▶ What to produce
Copy nothing but the text: repeat each entry exactly and drop the images.

(Figure content listings)
** Begin **

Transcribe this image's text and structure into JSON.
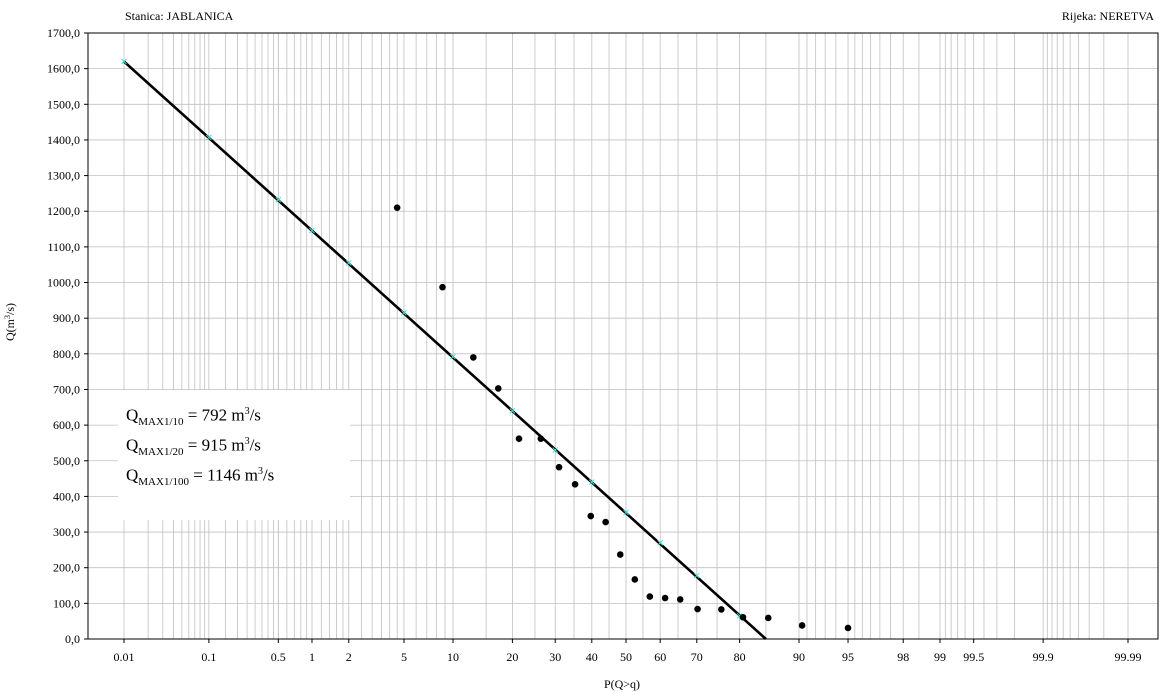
{
  "header": {
    "station": "Stanica: JABLANICA",
    "river": "Rijeka: NERETVA"
  },
  "legend": {
    "lines": [
      {
        "prefix": "Q",
        "sub": "MAX1/10",
        "mid": " = 792 m",
        "sup": "3",
        "suffix": "/s"
      },
      {
        "prefix": "Q",
        "sub": "MAX1/20",
        "mid": " = 915 m",
        "sup": "3",
        "suffix": "/s"
      },
      {
        "prefix": "Q",
        "sub": "MAX1/100",
        "mid": " = 1146 m",
        "sup": "3",
        "suffix": "/s"
      }
    ]
  },
  "colors": {
    "grid": "#c0c0c0",
    "line": "#000000",
    "points": "#000000",
    "line_markers": "#40e0d0"
  },
  "chart_data": {
    "type": "scatter",
    "x_scale": "normal-probability",
    "xlabel": "P(Q>q)",
    "ylabel": "Q(m³/s)",
    "ylim": [
      0,
      1700
    ],
    "y_tick_step": 100,
    "y_ticks": [
      "0,0",
      "100,0",
      "200,0",
      "300,0",
      "400,0",
      "500,0",
      "600,0",
      "700,0",
      "800,0",
      "900,0",
      "1000,0",
      "1100,0",
      "1200,0",
      "1300,0",
      "1400,0",
      "1500,0",
      "1600,0",
      "1700,0"
    ],
    "x_ticks": [
      0.01,
      0.1,
      0.5,
      1,
      2,
      5,
      10,
      20,
      30,
      40,
      50,
      60,
      70,
      80,
      90,
      95,
      98,
      99,
      99.5,
      99.9,
      99.99
    ],
    "x_tick_labels": [
      "0.01",
      "0.1",
      "0.5",
      "1",
      "2",
      "5",
      "10",
      "20",
      "30",
      "40",
      "50",
      "60",
      "70",
      "80",
      "90",
      "95",
      "98",
      "99",
      "99.5",
      "99.9",
      "99.99"
    ],
    "grid": true,
    "series": [
      {
        "kind": "observed",
        "points": [
          {
            "p": 4.5,
            "q": 1210
          },
          {
            "p": 8.7,
            "q": 987
          },
          {
            "p": 12.9,
            "q": 790
          },
          {
            "p": 17.2,
            "q": 703
          },
          {
            "p": 21.4,
            "q": 562
          },
          {
            "p": 26.4,
            "q": 562
          },
          {
            "p": 31.0,
            "q": 482
          },
          {
            "p": 35.3,
            "q": 434
          },
          {
            "p": 39.7,
            "q": 345
          },
          {
            "p": 44.0,
            "q": 328
          },
          {
            "p": 48.3,
            "q": 237
          },
          {
            "p": 52.6,
            "q": 167
          },
          {
            "p": 57.0,
            "q": 119
          },
          {
            "p": 61.4,
            "q": 115
          },
          {
            "p": 65.6,
            "q": 111
          },
          {
            "p": 70.2,
            "q": 84
          },
          {
            "p": 76.0,
            "q": 83
          },
          {
            "p": 80.7,
            "q": 61
          },
          {
            "p": 85.4,
            "q": 59
          },
          {
            "p": 90.4,
            "q": 38
          },
          {
            "p": 95.0,
            "q": 31
          }
        ]
      },
      {
        "kind": "fitted",
        "p": [
          0.01,
          85
        ],
        "q": [
          1620,
          0
        ],
        "markers": [
          {
            "p": 0.01,
            "q": 1620
          },
          {
            "p": 0.1,
            "q": 1407
          },
          {
            "p": 0.5,
            "q": 1232
          },
          {
            "p": 1,
            "q": 1146
          },
          {
            "p": 2,
            "q": 1055
          },
          {
            "p": 5,
            "q": 915
          },
          {
            "p": 10,
            "q": 792
          },
          {
            "p": 20,
            "q": 640
          },
          {
            "p": 30,
            "q": 530
          },
          {
            "p": 40,
            "q": 440
          },
          {
            "p": 50,
            "q": 355
          },
          {
            "p": 60,
            "q": 270
          },
          {
            "p": 70,
            "q": 178
          },
          {
            "p": 80,
            "q": 65
          }
        ]
      }
    ]
  }
}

** End **

▶ Worked answer
Transcribe this image's text and structure into JSON.
{
  "header": {
    "station": "Stanica: JABLANICA",
    "river": "Rijeka: NERETVA"
  },
  "legend": {
    "lines": [
      {
        "prefix": "Q",
        "sub": "MAX1/10",
        "mid": " = 792 m",
        "sup": "3",
        "suffix": "/s"
      },
      {
        "prefix": "Q",
        "sub": "MAX1/20",
        "mid": " = 915 m",
        "sup": "3",
        "suffix": "/s"
      },
      {
        "prefix": "Q",
        "sub": "MAX1/100",
        "mid": " = 1146 m",
        "sup": "3",
        "suffix": "/s"
      }
    ]
  },
  "colors": {
    "grid": "#c0c0c0",
    "line": "#000000",
    "points": "#000000",
    "line_markers": "#40e0d0"
  },
  "chart_data": {
    "type": "scatter",
    "x_scale": "normal-probability",
    "xlabel": "P(Q>q)",
    "ylabel": "Q(m³/s)",
    "ylim": [
      0,
      1700
    ],
    "y_tick_step": 100,
    "y_ticks": [
      "0,0",
      "100,0",
      "200,0",
      "300,0",
      "400,0",
      "500,0",
      "600,0",
      "700,0",
      "800,0",
      "900,0",
      "1000,0",
      "1100,0",
      "1200,0",
      "1300,0",
      "1400,0",
      "1500,0",
      "1600,0",
      "1700,0"
    ],
    "x_ticks": [
      0.01,
      0.1,
      0.5,
      1,
      2,
      5,
      10,
      20,
      30,
      40,
      50,
      60,
      70,
      80,
      90,
      95,
      98,
      99,
      99.5,
      99.9,
      99.99
    ],
    "x_tick_labels": [
      "0.01",
      "0.1",
      "0.5",
      "1",
      "2",
      "5",
      "10",
      "20",
      "30",
      "40",
      "50",
      "60",
      "70",
      "80",
      "90",
      "95",
      "98",
      "99",
      "99.5",
      "99.9",
      "99.99"
    ],
    "grid": true,
    "series": [
      {
        "kind": "observed",
        "points": [
          {
            "p": 4.5,
            "q": 1210
          },
          {
            "p": 8.7,
            "q": 987
          },
          {
            "p": 12.9,
            "q": 790
          },
          {
            "p": 17.2,
            "q": 703
          },
          {
            "p": 21.4,
            "q": 562
          },
          {
            "p": 26.4,
            "q": 562
          },
          {
            "p": 31.0,
            "q": 482
          },
          {
            "p": 35.3,
            "q": 434
          },
          {
            "p": 39.7,
            "q": 345
          },
          {
            "p": 44.0,
            "q": 328
          },
          {
            "p": 48.3,
            "q": 237
          },
          {
            "p": 52.6,
            "q": 167
          },
          {
            "p": 57.0,
            "q": 119
          },
          {
            "p": 61.4,
            "q": 115
          },
          {
            "p": 65.6,
            "q": 111
          },
          {
            "p": 70.2,
            "q": 84
          },
          {
            "p": 76.0,
            "q": 83
          },
          {
            "p": 80.7,
            "q": 61
          },
          {
            "p": 85.4,
            "q": 59
          },
          {
            "p": 90.4,
            "q": 38
          },
          {
            "p": 95.0,
            "q": 31
          }
        ]
      },
      {
        "kind": "fitted",
        "p": [
          0.01,
          85
        ],
        "q": [
          1620,
          0
        ],
        "markers": [
          {
            "p": 0.01,
            "q": 1620
          },
          {
            "p": 0.1,
            "q": 1407
          },
          {
            "p": 0.5,
            "q": 1232
          },
          {
            "p": 1,
            "q": 1146
          },
          {
            "p": 2,
            "q": 1055
          },
          {
            "p": 5,
            "q": 915
          },
          {
            "p": 10,
            "q": 792
          },
          {
            "p": 20,
            "q": 640
          },
          {
            "p": 30,
            "q": 530
          },
          {
            "p": 40,
            "q": 440
          },
          {
            "p": 50,
            "q": 355
          },
          {
            "p": 60,
            "q": 270
          },
          {
            "p": 70,
            "q": 178
          },
          {
            "p": 80,
            "q": 65
          }
        ]
      }
    ]
  }
}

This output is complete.